[start]

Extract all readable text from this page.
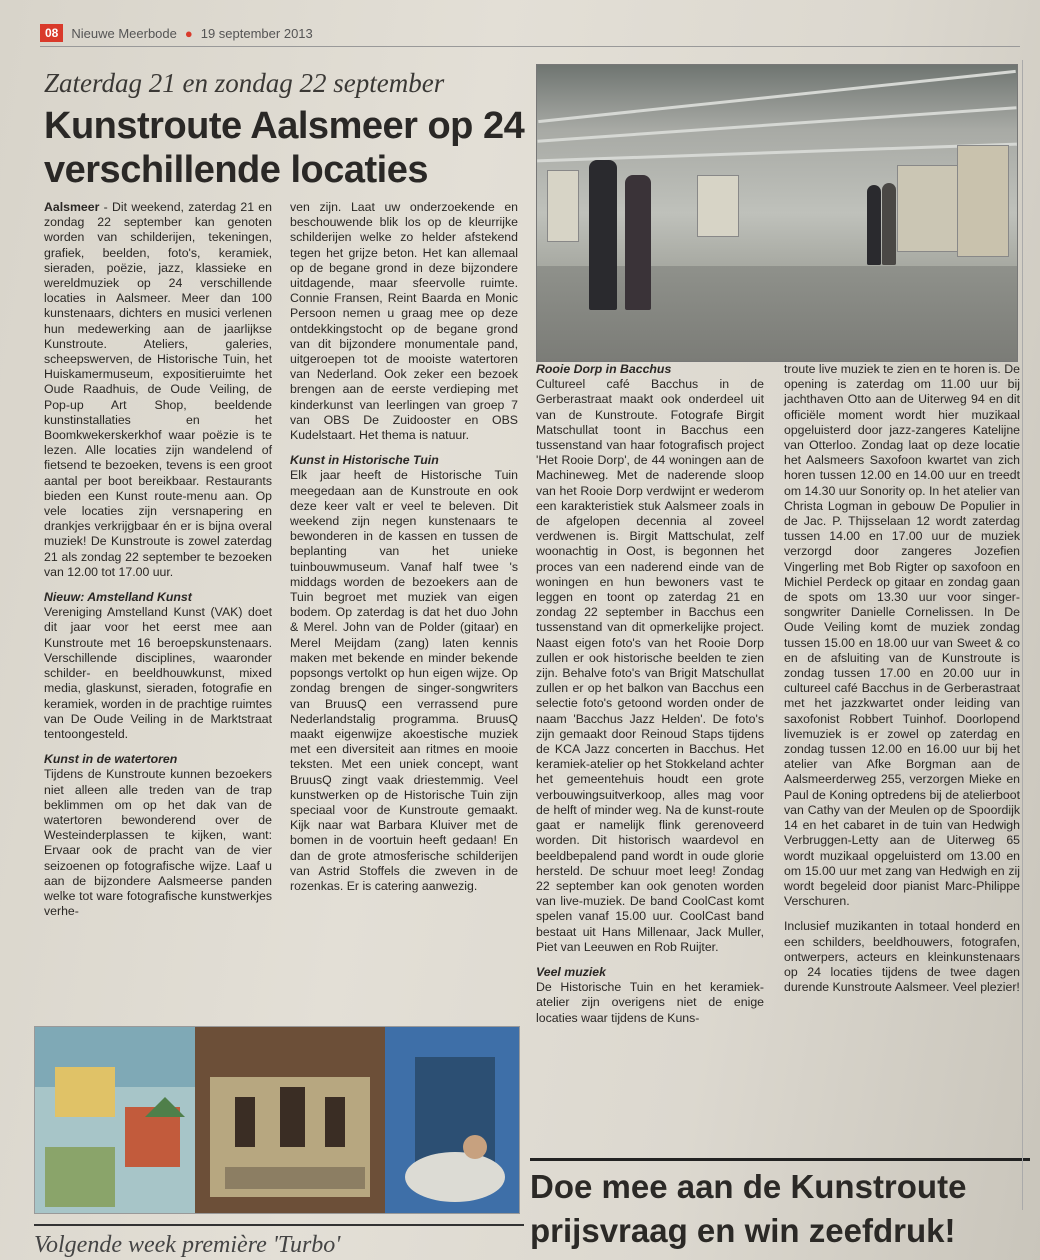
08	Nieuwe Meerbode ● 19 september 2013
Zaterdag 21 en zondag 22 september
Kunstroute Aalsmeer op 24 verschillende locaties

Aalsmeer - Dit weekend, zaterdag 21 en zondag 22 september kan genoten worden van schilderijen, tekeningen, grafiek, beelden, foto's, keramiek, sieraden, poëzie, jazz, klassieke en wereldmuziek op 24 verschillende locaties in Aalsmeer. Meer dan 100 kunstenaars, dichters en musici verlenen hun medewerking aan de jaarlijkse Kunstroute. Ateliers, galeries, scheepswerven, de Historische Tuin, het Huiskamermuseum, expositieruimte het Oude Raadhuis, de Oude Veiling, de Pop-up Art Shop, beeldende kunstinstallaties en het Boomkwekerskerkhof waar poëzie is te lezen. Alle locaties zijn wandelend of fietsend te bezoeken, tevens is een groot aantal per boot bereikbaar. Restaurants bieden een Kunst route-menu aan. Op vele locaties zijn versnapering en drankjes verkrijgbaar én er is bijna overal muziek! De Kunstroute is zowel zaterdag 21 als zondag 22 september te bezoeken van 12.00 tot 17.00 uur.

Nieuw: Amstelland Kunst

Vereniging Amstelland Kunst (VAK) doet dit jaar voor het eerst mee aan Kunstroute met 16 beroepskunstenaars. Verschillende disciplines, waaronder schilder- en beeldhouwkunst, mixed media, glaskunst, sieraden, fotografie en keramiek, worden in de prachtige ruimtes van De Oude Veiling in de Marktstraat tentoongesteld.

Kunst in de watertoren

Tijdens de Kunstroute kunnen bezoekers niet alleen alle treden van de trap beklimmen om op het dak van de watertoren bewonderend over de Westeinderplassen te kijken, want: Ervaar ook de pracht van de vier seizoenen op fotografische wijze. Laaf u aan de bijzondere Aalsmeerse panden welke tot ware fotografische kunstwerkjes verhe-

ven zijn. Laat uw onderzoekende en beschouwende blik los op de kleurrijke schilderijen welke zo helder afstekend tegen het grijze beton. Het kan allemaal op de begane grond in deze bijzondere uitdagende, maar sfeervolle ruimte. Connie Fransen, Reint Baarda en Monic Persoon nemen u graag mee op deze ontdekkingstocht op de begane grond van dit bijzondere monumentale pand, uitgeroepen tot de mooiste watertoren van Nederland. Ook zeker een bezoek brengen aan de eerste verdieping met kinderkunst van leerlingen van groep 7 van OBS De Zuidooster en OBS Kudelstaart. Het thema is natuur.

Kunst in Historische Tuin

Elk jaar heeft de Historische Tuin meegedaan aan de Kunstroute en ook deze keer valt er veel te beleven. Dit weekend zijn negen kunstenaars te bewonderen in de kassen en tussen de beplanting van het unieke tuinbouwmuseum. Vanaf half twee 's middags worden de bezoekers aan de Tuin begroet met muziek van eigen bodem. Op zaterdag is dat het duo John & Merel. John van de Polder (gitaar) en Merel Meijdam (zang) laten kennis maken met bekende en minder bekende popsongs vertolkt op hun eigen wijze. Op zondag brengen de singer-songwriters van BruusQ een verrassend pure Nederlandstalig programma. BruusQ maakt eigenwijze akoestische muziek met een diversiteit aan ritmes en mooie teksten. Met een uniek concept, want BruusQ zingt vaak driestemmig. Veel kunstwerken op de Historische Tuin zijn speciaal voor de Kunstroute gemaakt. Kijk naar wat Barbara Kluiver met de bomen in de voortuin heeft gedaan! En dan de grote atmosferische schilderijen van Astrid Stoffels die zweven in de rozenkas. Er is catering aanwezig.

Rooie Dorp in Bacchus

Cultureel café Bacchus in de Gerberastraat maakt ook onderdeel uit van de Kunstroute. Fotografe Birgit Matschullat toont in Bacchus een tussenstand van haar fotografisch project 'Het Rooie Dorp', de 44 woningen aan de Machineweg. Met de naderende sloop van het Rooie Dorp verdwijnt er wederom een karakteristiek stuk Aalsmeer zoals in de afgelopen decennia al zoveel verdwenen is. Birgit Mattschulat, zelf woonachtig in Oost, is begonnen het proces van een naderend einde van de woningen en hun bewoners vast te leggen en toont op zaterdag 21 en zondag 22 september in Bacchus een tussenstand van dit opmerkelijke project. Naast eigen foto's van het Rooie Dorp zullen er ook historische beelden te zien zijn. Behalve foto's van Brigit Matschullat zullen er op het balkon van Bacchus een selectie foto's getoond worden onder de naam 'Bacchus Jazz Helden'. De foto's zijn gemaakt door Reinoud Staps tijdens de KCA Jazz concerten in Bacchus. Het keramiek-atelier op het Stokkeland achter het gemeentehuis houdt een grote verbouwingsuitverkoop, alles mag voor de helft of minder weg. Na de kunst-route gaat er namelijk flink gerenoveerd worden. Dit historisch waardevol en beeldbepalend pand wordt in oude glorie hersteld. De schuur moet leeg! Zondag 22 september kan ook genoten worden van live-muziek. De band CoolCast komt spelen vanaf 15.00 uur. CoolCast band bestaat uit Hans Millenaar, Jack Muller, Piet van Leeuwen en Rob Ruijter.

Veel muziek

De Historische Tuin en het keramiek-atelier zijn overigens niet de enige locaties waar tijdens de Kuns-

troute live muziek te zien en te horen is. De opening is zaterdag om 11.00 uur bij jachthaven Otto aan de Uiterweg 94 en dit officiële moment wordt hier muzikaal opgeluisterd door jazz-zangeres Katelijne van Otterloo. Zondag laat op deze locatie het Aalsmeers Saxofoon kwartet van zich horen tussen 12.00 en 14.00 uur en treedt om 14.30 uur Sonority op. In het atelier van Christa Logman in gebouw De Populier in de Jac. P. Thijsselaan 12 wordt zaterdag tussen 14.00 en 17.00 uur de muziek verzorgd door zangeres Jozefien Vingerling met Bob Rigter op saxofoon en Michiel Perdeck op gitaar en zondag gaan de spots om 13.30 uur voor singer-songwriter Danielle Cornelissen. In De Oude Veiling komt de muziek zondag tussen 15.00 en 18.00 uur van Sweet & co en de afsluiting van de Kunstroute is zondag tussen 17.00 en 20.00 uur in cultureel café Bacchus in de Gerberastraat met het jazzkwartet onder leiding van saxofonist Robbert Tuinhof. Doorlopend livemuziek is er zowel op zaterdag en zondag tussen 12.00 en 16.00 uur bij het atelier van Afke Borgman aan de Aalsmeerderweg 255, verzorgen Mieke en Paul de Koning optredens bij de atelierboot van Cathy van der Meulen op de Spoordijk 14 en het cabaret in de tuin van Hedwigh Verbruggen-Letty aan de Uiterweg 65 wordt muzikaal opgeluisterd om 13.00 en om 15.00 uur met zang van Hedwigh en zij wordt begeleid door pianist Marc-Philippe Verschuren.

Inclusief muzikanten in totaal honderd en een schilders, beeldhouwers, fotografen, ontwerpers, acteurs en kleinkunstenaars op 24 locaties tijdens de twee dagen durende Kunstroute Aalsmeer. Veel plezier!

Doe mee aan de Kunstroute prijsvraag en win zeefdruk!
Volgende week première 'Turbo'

[end]
[start]

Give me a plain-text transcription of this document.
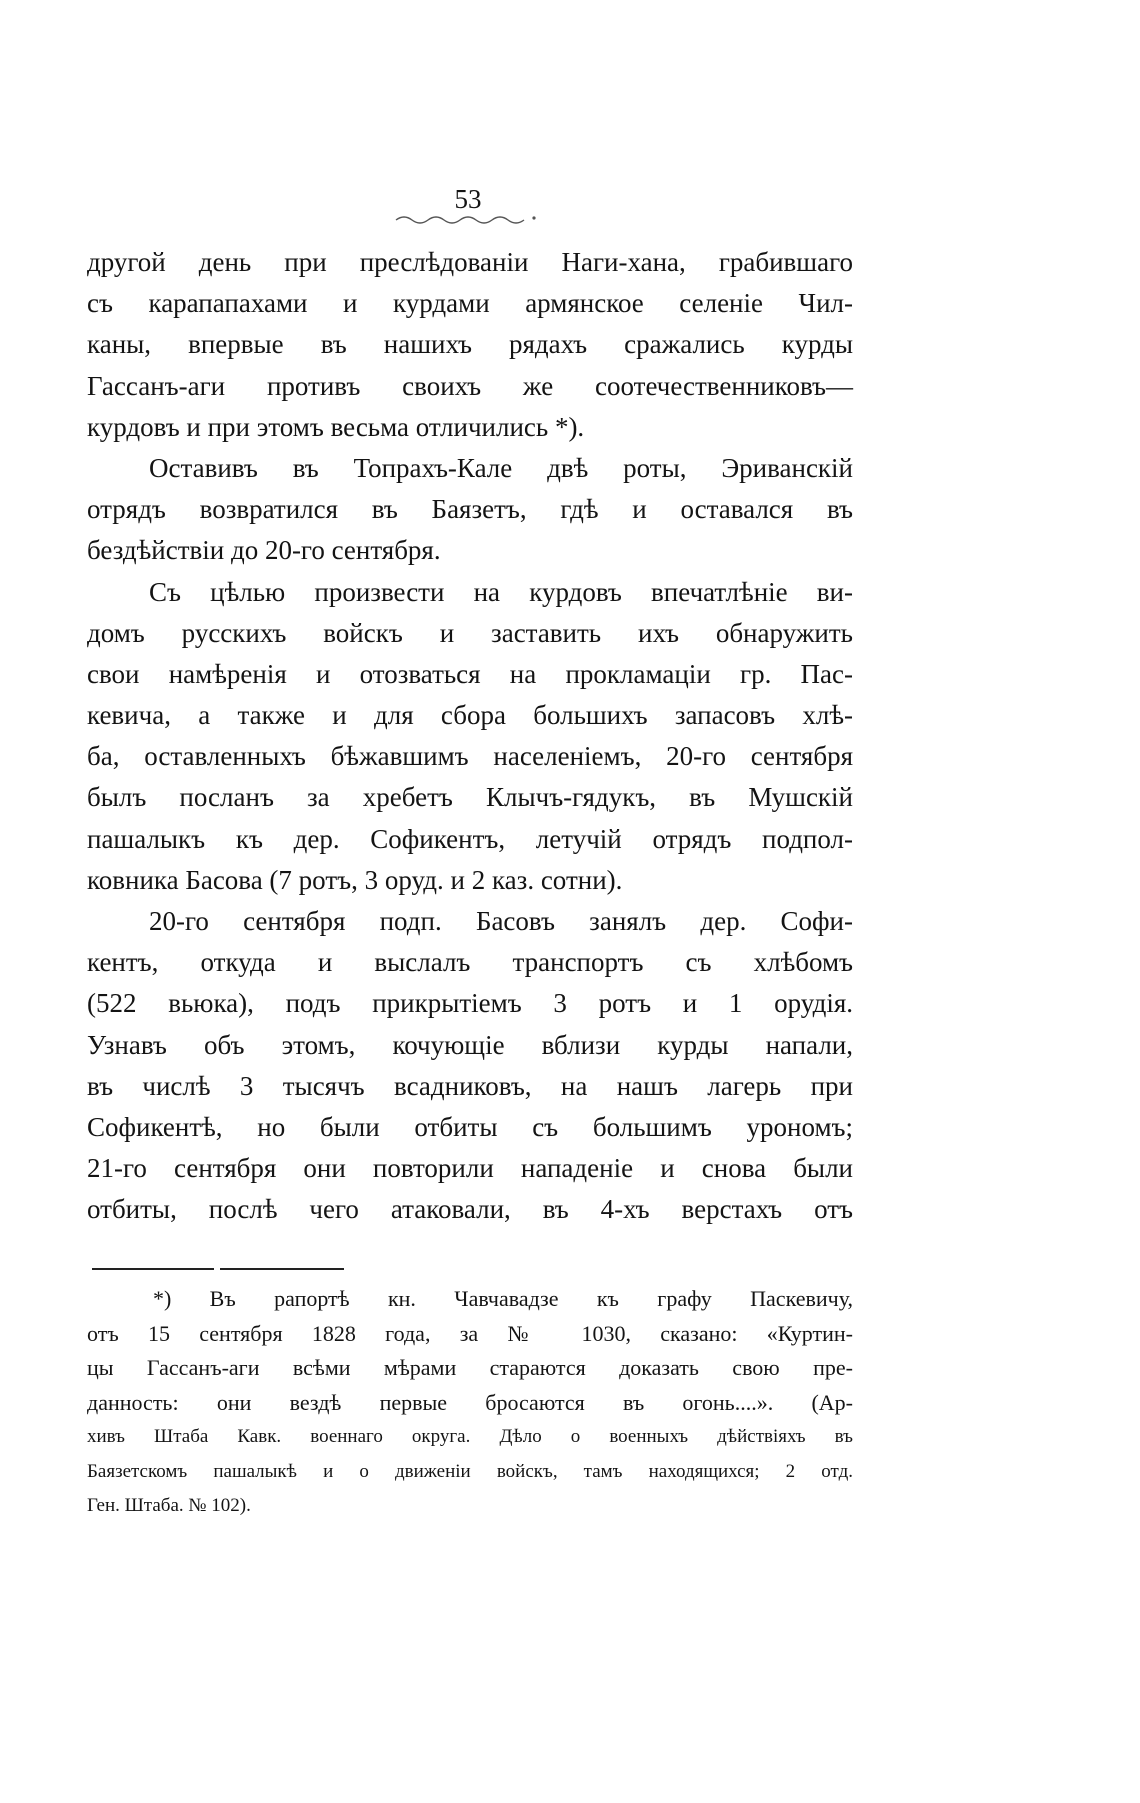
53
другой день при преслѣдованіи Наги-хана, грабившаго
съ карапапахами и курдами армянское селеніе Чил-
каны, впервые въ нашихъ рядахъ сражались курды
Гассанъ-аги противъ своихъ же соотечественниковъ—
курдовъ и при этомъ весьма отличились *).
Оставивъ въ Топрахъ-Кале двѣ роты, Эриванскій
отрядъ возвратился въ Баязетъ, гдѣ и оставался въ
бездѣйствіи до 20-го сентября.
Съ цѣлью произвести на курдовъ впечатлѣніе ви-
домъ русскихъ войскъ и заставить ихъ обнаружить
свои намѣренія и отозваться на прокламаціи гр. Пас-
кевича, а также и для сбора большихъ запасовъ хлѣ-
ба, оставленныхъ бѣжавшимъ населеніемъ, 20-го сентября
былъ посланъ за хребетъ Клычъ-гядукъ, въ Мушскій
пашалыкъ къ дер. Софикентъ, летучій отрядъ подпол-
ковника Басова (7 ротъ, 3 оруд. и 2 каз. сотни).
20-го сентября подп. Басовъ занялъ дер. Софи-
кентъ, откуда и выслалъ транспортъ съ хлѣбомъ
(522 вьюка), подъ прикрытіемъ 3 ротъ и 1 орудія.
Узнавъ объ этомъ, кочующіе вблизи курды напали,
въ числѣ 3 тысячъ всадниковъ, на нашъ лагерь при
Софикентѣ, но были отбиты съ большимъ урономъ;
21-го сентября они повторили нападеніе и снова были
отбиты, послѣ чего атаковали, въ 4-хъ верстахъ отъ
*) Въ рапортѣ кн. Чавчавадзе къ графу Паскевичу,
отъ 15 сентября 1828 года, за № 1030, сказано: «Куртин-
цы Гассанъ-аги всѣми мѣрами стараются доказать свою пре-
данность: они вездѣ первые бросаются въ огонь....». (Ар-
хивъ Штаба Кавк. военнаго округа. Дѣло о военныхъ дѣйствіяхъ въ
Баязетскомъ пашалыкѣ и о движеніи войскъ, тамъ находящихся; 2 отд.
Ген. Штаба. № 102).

[end]

* Exercise *
All lines above with "text" in them should be returned.

* Task output *
Extract all readable text from this page.
Give me a plain-text transcription of this document.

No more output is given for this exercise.